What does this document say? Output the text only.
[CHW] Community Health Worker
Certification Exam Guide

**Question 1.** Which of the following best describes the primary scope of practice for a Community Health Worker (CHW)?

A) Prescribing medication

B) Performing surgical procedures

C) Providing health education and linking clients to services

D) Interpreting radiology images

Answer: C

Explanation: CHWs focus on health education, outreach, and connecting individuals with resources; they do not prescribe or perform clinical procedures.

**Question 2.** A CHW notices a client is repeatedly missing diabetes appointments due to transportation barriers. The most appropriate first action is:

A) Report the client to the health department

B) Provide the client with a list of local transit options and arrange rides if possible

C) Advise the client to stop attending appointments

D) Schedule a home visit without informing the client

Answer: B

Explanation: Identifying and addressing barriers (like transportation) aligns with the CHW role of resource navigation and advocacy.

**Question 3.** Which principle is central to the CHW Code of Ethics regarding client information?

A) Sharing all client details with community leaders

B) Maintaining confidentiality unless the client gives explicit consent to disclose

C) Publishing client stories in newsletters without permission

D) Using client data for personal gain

:: What the task requires ::
Going through the entries above line by line, work out how many lines include the word "appointments". Only the number is required.

:: Output of the exercise ::
2